• **Data records**:
....

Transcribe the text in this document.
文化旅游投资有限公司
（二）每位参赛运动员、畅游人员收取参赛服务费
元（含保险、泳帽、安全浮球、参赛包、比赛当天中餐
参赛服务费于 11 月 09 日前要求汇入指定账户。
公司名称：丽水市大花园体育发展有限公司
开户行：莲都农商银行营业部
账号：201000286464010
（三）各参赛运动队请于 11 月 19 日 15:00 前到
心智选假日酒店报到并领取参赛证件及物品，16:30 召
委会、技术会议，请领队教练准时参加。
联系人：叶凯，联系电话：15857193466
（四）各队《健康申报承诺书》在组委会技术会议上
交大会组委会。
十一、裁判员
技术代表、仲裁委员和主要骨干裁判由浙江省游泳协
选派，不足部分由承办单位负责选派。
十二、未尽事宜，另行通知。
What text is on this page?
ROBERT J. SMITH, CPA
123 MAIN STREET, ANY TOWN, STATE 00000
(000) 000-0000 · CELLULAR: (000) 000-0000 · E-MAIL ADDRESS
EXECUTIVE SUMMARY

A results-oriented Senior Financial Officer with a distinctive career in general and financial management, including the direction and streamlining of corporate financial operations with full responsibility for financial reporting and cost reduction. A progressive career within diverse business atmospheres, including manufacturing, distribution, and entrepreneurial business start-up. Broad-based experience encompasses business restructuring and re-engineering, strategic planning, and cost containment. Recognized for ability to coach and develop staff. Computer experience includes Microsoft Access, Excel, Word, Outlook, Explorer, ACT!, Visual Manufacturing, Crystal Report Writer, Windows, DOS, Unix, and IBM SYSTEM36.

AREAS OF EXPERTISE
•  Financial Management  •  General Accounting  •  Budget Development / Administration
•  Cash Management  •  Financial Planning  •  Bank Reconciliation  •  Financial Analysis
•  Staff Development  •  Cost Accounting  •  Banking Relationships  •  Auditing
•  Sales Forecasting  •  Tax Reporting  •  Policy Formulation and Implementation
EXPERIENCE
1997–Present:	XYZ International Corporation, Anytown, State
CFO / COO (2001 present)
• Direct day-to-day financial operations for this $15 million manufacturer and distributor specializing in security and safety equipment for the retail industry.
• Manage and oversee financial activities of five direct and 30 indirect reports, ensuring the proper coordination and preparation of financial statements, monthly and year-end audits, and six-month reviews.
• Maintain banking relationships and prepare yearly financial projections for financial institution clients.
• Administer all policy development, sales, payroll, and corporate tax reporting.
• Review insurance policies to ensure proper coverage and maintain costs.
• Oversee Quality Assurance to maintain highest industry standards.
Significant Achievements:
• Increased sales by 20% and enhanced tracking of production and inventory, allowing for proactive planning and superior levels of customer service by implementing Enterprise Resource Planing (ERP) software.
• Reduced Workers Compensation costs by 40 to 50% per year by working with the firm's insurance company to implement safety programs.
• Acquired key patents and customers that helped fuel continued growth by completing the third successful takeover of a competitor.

....

• **What is expected**:
Repeat every entry exactly, please.

• **Full solution**:
Transcribe the text in this document.
文化旅游投资有限公司
（二）每位参赛运动员、畅游人员收取参赛服务费
元（含保险、泳帽、安全浮球、参赛包、比赛当天中餐
参赛服务费于 11 月 09 日前要求汇入指定账户。
公司名称：丽水市大花园体育发展有限公司
开户行：莲都农商银行营业部
账号：201000286464010
（三）各参赛运动队请于 11 月 19 日 15:00 前到
心智选假日酒店报到并领取参赛证件及物品，16:30 召
委会、技术会议，请领队教练准时参加。
联系人：叶凯，联系电话：15857193466
（四）各队《健康申报承诺书》在组委会技术会议上
交大会组委会。
十一、裁判员
技术代表、仲裁委员和主要骨干裁判由浙江省游泳协
选派，不足部分由承办单位负责选派。
十二、未尽事宜，另行通知。
What text is on this page?
ROBERT J. SMITH, CPA
123 MAIN STREET, ANY TOWN, STATE 00000
(000) 000-0000 · CELLULAR: (000) 000-0000 · E-MAIL ADDRESS
EXECUTIVE SUMMARY

A results-oriented Senior Financial Officer with a distinctive career in general and financial management, including the direction and streamlining of corporate financial operations with full responsibility for financial reporting and cost reduction. A progressive career within diverse business atmospheres, including manufacturing, distribution, and entrepreneurial business start-up. Broad-based experience encompasses business restructuring and re-engineering, strategic planning, and cost containment. Recognized for ability to coach and develop staff. Computer experience includes Microsoft Access, Excel, Word, Outlook, Explorer, ACT!, Visual Manufacturing, Crystal Report Writer, Windows, DOS, Unix, and IBM SYSTEM36.

AREAS OF EXPERTISE
•  Financial Management  •  General Accounting  •  Budget Development / Administration
•  Cash Management  •  Financial Planning  •  Bank Reconciliation  •  Financial Analysis
•  Staff Development  •  Cost Accounting  •  Banking Relationships  •  Auditing
•  Sales Forecasting  •  Tax Reporting  •  Policy Formulation and Implementation
EXPERIENCE
1997–Present:	XYZ International Corporation, Anytown, State
CFO / COO (2001 present)
• Direct day-to-day financial operations for this $15 million manufacturer and distributor specializing in security and safety equipment for the retail industry.
• Manage and oversee financial activities of five direct and 30 indirect reports, ensuring the proper coordination and preparation of financial statements, monthly and year-end audits, and six-month reviews.
• Maintain banking relationships and prepare yearly financial projections for financial institution clients.
• Administer all policy development, sales, payroll, and corporate tax reporting.
• Review insurance policies to ensure proper coverage and maintain costs.
• Oversee Quality Assurance to maintain highest industry standards.
Significant Achievements:
• Increased sales by 20% and enhanced tracking of production and inventory, allowing for proactive planning and superior levels of customer service by implementing Enterprise Resource Planing (ERP) software.
• Reduced Workers Compensation costs by 40 to 50% per year by working with the firm's insurance company to implement safety programs.
• Acquired key patents and customers that helped fuel continued growth by completing the third successful takeover of a competitor.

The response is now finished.